→ Yapılacak işler
a. Kanunsuz emirle ilgili yazıya göre kanunsuz emir, Anayasanın hangi maddesinde düzenlenmiştir?
b. Kanunsuz emirle ilgili yazıda "Kılıçdaroğlu, 18 Ekim" sözlerinden aşağıya, "kâr kalacağı anlaşılıyor!" sözlerine kadar olan her şeyi, "istikşafi" yerine "keşif amaçlı" koyarak yeniden yazın.
c. Kanunsuz emirle ilgili yazıyı kaldığı yerden sürdürün.

→ Seçilen bölüm
^^^^

KONUK YAZARLAR

“KİMSİNİZ SİZ!..”

Kanunsuz Emir” Anayasanın 137. maddesinde düzenlenmiştir. (1)

Kamu hizmetlerinde çalışanlar üstlerinden aldıkları emirleri mevzuata (kanun, tüzük ve yönetmelik) aykırı görürlerse bu emri yerine getirmezler.

Üst, ısrar eder ve emrini yazılı olarak yenilerse emir yerine getirilir; sorumluluk doğarsa, emri verene ait olur.

Konusu suç teşkil eden emir ise hiçbir şekilde yerine getirilemez ve yerine getiren sorumluluktan kurtulamaz.

Anayasanın bu açık hükmüne rağmen, ana muhalefet partisi liderinin:

18 Ekim Pazartesi itibariyle bu düzenin illegal isteklerine verdiğiniz tüm desteğin sorumluluğu size de ait olmaya başlayacaktır” şeklindeki açıklaması (2) baştan aşağıya sorunludur.

Kamu personelinin “yasa dışı” isteklere destek vermeleri, konusu suç teşkil eden emirleri uygulamak anlamına gelir ki, bu emirleri yerine getirenler hiçbir şekilde sorumluluktan zaten kurtulamazlar.

Sorumluluğu 18 Ekim Pazartesi gününden başlatmak, Anayasanın 137. maddesinin 2. fıkrasına açıkça aykırılık teşkil eder.

Konusu suç teşkil eden emirler, zaman aşımına uğramadıkça her zaman soruşturma konusu yapılabilirler.

Bu konudaki tek istisna “af” çıkartılmasıdır.

Kılıçdaroğlu, 18 Ekim Pazartesi gününü “milat” olarak almakla, daha önce işlenmiş suçlara af çıkartacağını örtülü olarak vaat etmiş olmaktadır.

2015’te AKP’nin Mecliste çoğunluğu kaybettiği seçimlerden sonra, yapılan istikşafi görüşmeler sırasında; Kılıçdaroğlu “devri sabık yaratmayacağını”, “intikam duygusu ile hareket etmeyeceklerini” söyleyerek, geçmişe sünger çekmeye hazır olduğunu ifade etmişti. (3)

Özetlemek gerekirse; olası Y-CHP iktidarında, yapanın yaptığı yanında kâr kalacağı anlaşılıyor!

Kılıçdaroğlu’nun kafasında “af” var; yeter ki iktidara getirilsin!

Fars Şair Sadi-i Şirazı ne demişti?

Zalimleri bağışlamak yoksullara cefadır”…

***

Kılıçdaroğlu’nun “af” şeklinde nitelenebilecek bu açıklamasını, Reis’in memurları “tehdit” olarak değerlendirmesi ise Kılıçdaroğlu’nun açıklamasından çok daha fazla sorunludur.

Zira Anayasa hükümlerinin -biraz değiştirilerek- kamu personeline hatırlatılması, hiçbir şekilde “tehdit” olarak değerlendirilemez.

^^^^

→ Çıkarılan veriler
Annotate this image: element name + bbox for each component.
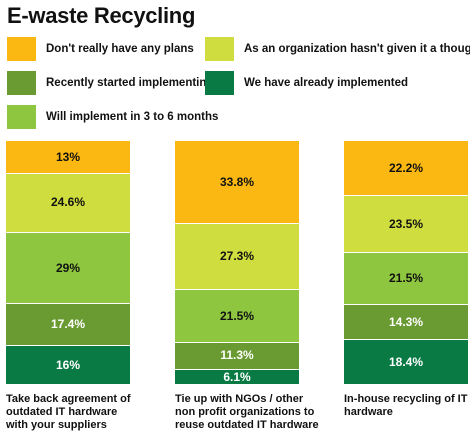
legend-item-no-plans: Don't really have any plans bbox=[7, 37, 194, 61]
bar-value-label: 21.5% bbox=[388, 271, 424, 286]
bar-segment bbox=[6, 172, 130, 233]
legend-item-3-to-6-months: Will implement in 3 to 6 months bbox=[7, 105, 218, 129]
bar-value-label: 33.8% bbox=[219, 175, 255, 190]
category-label-line: Take back agreement of bbox=[6, 393, 131, 405]
legend-label: Will implement in 3 to 6 months bbox=[46, 111, 219, 123]
legend-label: Recently started implementing bbox=[46, 77, 214, 89]
category-label-line: outdated IT hardware bbox=[6, 406, 118, 418]
bar-segment bbox=[175, 341, 299, 370]
bar-segment bbox=[6, 141, 130, 173]
bar-value-label: 29% bbox=[55, 260, 81, 275]
bar-segment bbox=[175, 223, 299, 290]
bar-segment bbox=[175, 289, 299, 342]
stacked-bar-take-back: 16% 17.4% 29% 24.6% 13% bbox=[6, 141, 130, 384]
bar-segment bbox=[175, 369, 299, 384]
category-label-line: non profit organizations to bbox=[175, 406, 315, 418]
bar-value-label: 23.5% bbox=[388, 216, 424, 231]
bar-value-label: 6.1% bbox=[223, 369, 251, 384]
legend-swatch bbox=[205, 71, 234, 95]
bar-value-label: 27.3% bbox=[219, 249, 255, 264]
legend-label: Don't really have any plans bbox=[46, 43, 194, 55]
bar-value-label: 18.4% bbox=[388, 354, 424, 369]
category-label-line: hardware bbox=[344, 406, 393, 418]
bar-segment bbox=[344, 304, 468, 340]
bar-value-label: 13% bbox=[55, 149, 81, 164]
legend-swatch bbox=[7, 37, 36, 61]
bar-value-label: 21.5% bbox=[219, 308, 255, 323]
bar-value-label: 17.4% bbox=[50, 316, 86, 331]
bar-segment bbox=[344, 252, 468, 305]
bar-segment bbox=[344, 141, 468, 195]
stacked-bar-in-house: 18.4% 14.3% 21.5% 23.5% 22.2% bbox=[344, 141, 468, 384]
bar-value-label: 11.3% bbox=[220, 348, 254, 363]
legend-item-already-implemented: We have already implemented bbox=[205, 71, 408, 95]
bar-segment bbox=[344, 339, 468, 384]
bar-value-label: 16% bbox=[55, 357, 81, 372]
bar-segment bbox=[6, 345, 130, 384]
legend-label: We have already implemented bbox=[244, 77, 409, 89]
bar-segment bbox=[344, 195, 468, 253]
bar-value-label: 22.2% bbox=[388, 161, 424, 175]
bar-segment bbox=[6, 302, 130, 346]
stacked-bar-ngo-tie-up: 6.1% 11.3% 21.5% 27.3% 33.8% bbox=[175, 141, 299, 384]
category-label-line: reuse outdated IT hardware bbox=[175, 419, 319, 431]
bar-value-label: 14.3% bbox=[388, 314, 424, 329]
bar-value-label: 24.6% bbox=[50, 195, 86, 210]
legend-item-recently-started: Recently started implementing bbox=[7, 71, 213, 95]
category-label-line: Tie up with NGOs / other bbox=[175, 393, 304, 405]
legend-swatch bbox=[7, 71, 36, 95]
category-label-take-back: Take back agreement of outdated IT hardw… bbox=[6, 393, 176, 432]
legend-label: As an organization hasn't given it a tho… bbox=[244, 43, 470, 55]
category-label-line: In-house recycling of IT bbox=[344, 393, 468, 405]
legend-item-no-thought: As an organization hasn't given it a tho… bbox=[205, 37, 470, 61]
category-label-ngo-tie-up: Tie up with NGOs / other non profit orga… bbox=[175, 393, 345, 432]
category-label-in-house: In-house recycling of IT hardware bbox=[344, 393, 470, 419]
chart-title: E-waste Recycling bbox=[7, 3, 196, 28]
legend-swatch bbox=[205, 37, 234, 61]
bar-segment bbox=[6, 232, 130, 303]
legend-swatch bbox=[7, 105, 36, 129]
category-label-line: with your suppliers bbox=[6, 419, 107, 431]
bar-segment bbox=[175, 141, 299, 224]
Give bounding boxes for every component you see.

^^^^

→ Çözülmüş problemler
a. Anayasanın 137. maddesinde.

b.
Kılıçdaroğlu, 18 Ekim Pazartesi gününü “milat” olarak almakla, daha önce işlenmiş suçlara af çıkartacağını örtülü olarak vaat etmiş olmaktadır.

2015’te AKP’nin Mecliste çoğunluğu kaybettiği seçimlerden sonra, yapılan keşif amaçlı görüşmeler sırasında; Kılıçdaroğlu “devri sabık yaratmayacağını”, “intikam duygusu ile hareket etmeyeceklerini” söyleyerek, geçmişe sünger çekmeye hazır olduğunu ifade etmişti. (3)

Özetlemek gerekirse; olası Y-CHP iktidarında, yapanın yaptığı yanında kâr kalacağı anlaşılıyor!

c.
Tehdit suçu” Türk Ceza Kanununun 106. maddesinde düzenlenmiştir. (4)

Bu suçun maddi unsuru: Bir kişinin hayatına, vücut veya cinsel dokunulmazlığına saldırı gerçekleştirileceği veya malvarlığı itibariyle büyük bir zarara uğratılacağının söylenmesidir.

Kılıçdaroğlu’nun sözlerinin ise “tehdit” suçuyla uzaktan yakından ilişkisi bulunmadığını hukuk fakültesi birinci sınıf öğrencileri bile bilirler.

Bu konuda başlatılan tartışmalar gereksiz olup, gerçek gündemi arka sıralara itmeye yöneliktir.

Buna karşılık “…tehditse tehdittir” ile biten söylemler ise boş gevezelikten başka bir şey değillerdir…

***

Kılıçdaroğlu, “kanunsuz emir”lerin yerine getirilmemesi ile ilgili açıklamayı yaptığı günün akşamında, 10 ülkenin büyükelçilerinin (5) Osman Kavala’nın “derhal serbest bırakılması” için bildiri (6) yayınlamaları, oldukça dikkat çekicidir.

Böyle yersiz bir bildiri karşısında asla sessiz kalınamaz.

Zira büyükelçiler, devletlerini ve cumhurbaşkanlarını temsil ederler.

Dolaysıyla bildiriyi, 10 devletin müşterek bildirisi olarak görmek gerekir.

Daha önce benzer olaylar karşısında; AKP iktidarının tavizkar davranmış olması, bu olay karşısında kuvvetli tepki verilmesi gerektiği, gerçeğini değiştirmez.

Hiçbir devlet, başka bir devletin yargı organlarına emir ve talimat veremez.

Bununla birlikte, her kim olursa olsun yargılamalar adil ve hukuka uygun yapılmalı, yargı “sopa” olarak kullanılmamalıdır.

Dolaysıyla Cumhurbaşkanının “KİMSİNİZ SİZ” şeklindeki tepkisi (7) son derece haklı ve yerindedir.

Muhalefetin, elçilerin bildirisine “destek” mahiyetindeki açıklamaları ise talihsizliktir. (8)

İktidara gelme umutların hala ABD ve AB’ye bağlandığını gösteren önemli bir kanıttır…

***

Soros’un fedaisi (9) iş insanı Osman Kavala’nın, “derhal serbest bırakılması” için bildiri yayınlayan devletler, FETÖ tarafından masa başında kurgulandığı ayan beyan ortaya çıkan, 28 Şubat ve Balyoz davaları için parmaklarını dahi kıpırdatmamışlardır.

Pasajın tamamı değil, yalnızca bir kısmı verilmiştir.